--- START OF RECORDS SUPPLIED ---

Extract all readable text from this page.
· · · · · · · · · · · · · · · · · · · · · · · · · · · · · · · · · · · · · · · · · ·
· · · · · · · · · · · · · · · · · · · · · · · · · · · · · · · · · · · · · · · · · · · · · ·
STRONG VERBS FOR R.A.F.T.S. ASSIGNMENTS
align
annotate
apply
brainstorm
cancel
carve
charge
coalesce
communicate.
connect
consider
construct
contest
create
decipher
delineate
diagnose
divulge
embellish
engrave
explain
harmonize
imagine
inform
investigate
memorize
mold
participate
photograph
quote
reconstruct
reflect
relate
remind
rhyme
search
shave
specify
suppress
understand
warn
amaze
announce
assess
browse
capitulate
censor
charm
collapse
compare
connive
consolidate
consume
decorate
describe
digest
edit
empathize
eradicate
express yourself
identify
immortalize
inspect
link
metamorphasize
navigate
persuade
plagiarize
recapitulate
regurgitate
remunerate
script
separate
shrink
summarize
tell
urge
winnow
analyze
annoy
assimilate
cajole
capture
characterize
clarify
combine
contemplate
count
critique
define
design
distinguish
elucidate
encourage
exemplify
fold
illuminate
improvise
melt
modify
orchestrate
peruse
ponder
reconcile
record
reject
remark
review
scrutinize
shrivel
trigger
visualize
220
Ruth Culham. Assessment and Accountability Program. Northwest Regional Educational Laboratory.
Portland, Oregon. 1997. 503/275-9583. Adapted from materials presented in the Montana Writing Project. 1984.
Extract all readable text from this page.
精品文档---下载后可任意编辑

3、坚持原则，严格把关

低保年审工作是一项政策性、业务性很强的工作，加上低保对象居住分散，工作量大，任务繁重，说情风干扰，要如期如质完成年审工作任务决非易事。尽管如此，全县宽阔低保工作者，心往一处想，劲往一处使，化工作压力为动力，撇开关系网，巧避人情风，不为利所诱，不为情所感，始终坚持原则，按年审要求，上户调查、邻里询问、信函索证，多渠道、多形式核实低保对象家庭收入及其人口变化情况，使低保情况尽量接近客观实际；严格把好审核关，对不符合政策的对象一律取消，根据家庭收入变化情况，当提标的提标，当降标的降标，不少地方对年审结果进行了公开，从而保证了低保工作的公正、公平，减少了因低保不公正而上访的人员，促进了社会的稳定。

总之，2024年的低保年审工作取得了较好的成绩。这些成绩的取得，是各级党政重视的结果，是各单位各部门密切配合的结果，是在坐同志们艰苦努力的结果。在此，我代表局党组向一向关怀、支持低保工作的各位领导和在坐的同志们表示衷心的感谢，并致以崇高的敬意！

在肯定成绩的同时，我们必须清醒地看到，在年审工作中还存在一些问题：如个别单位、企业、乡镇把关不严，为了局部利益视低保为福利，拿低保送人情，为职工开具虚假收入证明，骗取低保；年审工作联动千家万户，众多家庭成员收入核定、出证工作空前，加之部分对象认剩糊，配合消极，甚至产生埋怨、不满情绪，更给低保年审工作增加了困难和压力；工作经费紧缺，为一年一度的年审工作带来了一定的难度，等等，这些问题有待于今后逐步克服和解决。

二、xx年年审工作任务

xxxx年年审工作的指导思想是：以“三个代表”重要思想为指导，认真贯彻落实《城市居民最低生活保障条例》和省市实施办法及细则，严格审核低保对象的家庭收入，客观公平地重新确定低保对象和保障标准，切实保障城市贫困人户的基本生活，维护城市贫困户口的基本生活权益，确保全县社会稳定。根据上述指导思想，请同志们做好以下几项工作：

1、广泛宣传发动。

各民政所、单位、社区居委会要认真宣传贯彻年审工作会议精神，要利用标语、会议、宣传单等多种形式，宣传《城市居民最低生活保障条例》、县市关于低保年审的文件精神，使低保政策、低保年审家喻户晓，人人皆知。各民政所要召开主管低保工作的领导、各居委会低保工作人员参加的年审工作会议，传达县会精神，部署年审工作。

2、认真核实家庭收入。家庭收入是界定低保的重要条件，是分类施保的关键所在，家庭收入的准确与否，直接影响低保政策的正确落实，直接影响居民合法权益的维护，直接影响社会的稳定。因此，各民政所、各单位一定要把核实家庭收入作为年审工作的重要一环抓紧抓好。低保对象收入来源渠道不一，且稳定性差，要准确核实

--- END OF RECORDS SUPPLIED ---

Retype all of the material above with every character intact.

Extract all readable text from this page.
· · · · · · · · · · · · · · · · · · · · · · · · · · · · · · · · · · · · · · · · · ·
· · · · · · · · · · · · · · · · · · · · · · · · · · · · · · · · · · · · · · · · · · · · · ·
STRONG VERBS FOR R.A.F.T.S. ASSIGNMENTS
align
annotate
apply
brainstorm
cancel
carve
charge
coalesce
communicate.
connect
consider
construct
contest
create
decipher
delineate
diagnose
divulge
embellish
engrave
explain
harmonize
imagine
inform
investigate
memorize
mold
participate
photograph
quote
reconstruct
reflect
relate
remind
rhyme
search
shave
specify
suppress
understand
warn
amaze
announce
assess
browse
capitulate
censor
charm
collapse
compare
connive
consolidate
consume
decorate
describe
digest
edit
empathize
eradicate
express yourself
identify
immortalize
inspect
link
metamorphasize
navigate
persuade
plagiarize
recapitulate
regurgitate
remunerate
script
separate
shrink
summarize
tell
urge
winnow
analyze
annoy
assimilate
cajole
capture
characterize
clarify
combine
contemplate
count
critique
define
design
distinguish
elucidate
encourage
exemplify
fold
illuminate
improvise
melt
modify
orchestrate
peruse
ponder
reconcile
record
reject
remark
review
scrutinize
shrivel
trigger
visualize
220
Ruth Culham. Assessment and Accountability Program. Northwest Regional Educational Laboratory.
Portland, Oregon. 1997. 503/275-9583. Adapted from materials presented in the Montana Writing Project. 1984.
Extract all readable text from this page.
精品文档---下载后可任意编辑

3、坚持原则，严格把关

低保年审工作是一项政策性、业务性很强的工作，加上低保对象居住分散，工作量大，任务繁重，说情风干扰，要如期如质完成年审工作任务决非易事。尽管如此，全县宽阔低保工作者，心往一处想，劲往一处使，化工作压力为动力，撇开关系网，巧避人情风，不为利所诱，不为情所感，始终坚持原则，按年审要求，上户调查、邻里询问、信函索证，多渠道、多形式核实低保对象家庭收入及其人口变化情况，使低保情况尽量接近客观实际；严格把好审核关，对不符合政策的对象一律取消，根据家庭收入变化情况，当提标的提标，当降标的降标，不少地方对年审结果进行了公开，从而保证了低保工作的公正、公平，减少了因低保不公正而上访的人员，促进了社会的稳定。

总之，2024年的低保年审工作取得了较好的成绩。这些成绩的取得，是各级党政重视的结果，是各单位各部门密切配合的结果，是在坐同志们艰苦努力的结果。在此，我代表局党组向一向关怀、支持低保工作的各位领导和在坐的同志们表示衷心的感谢，并致以崇高的敬意！

在肯定成绩的同时，我们必须清醒地看到，在年审工作中还存在一些问题：如个别单位、企业、乡镇把关不严，为了局部利益视低保为福利，拿低保送人情，为职工开具虚假收入证明，骗取低保；年审工作联动千家万户，众多家庭成员收入核定、出证工作空前，加之部分对象认剩糊，配合消极，甚至产生埋怨、不满情绪，更给低保年审工作增加了困难和压力；工作经费紧缺，为一年一度的年审工作带来了一定的难度，等等，这些问题有待于今后逐步克服和解决。

二、xx年年审工作任务

xxxx年年审工作的指导思想是：以“三个代表”重要思想为指导，认真贯彻落实《城市居民最低生活保障条例》和省市实施办法及细则，严格审核低保对象的家庭收入，客观公平地重新确定低保对象和保障标准，切实保障城市贫困人户的基本生活，维护城市贫困户口的基本生活权益，确保全县社会稳定。根据上述指导思想，请同志们做好以下几项工作：

1、广泛宣传发动。

各民政所、单位、社区居委会要认真宣传贯彻年审工作会议精神，要利用标语、会议、宣传单等多种形式，宣传《城市居民最低生活保障条例》、县市关于低保年审的文件精神，使低保政策、低保年审家喻户晓，人人皆知。各民政所要召开主管低保工作的领导、各居委会低保工作人员参加的年审工作会议，传达县会精神，部署年审工作。

2、认真核实家庭收入。家庭收入是界定低保的重要条件，是分类施保的关键所在，家庭收入的准确与否，直接影响低保政策的正确落实，直接影响居民合法权益的维护，直接影响社会的稳定。因此，各民政所、各单位一定要把核实家庭收入作为年审工作的重要一环抓紧抓好。低保对象收入来源渠道不一，且稳定性差，要准确核实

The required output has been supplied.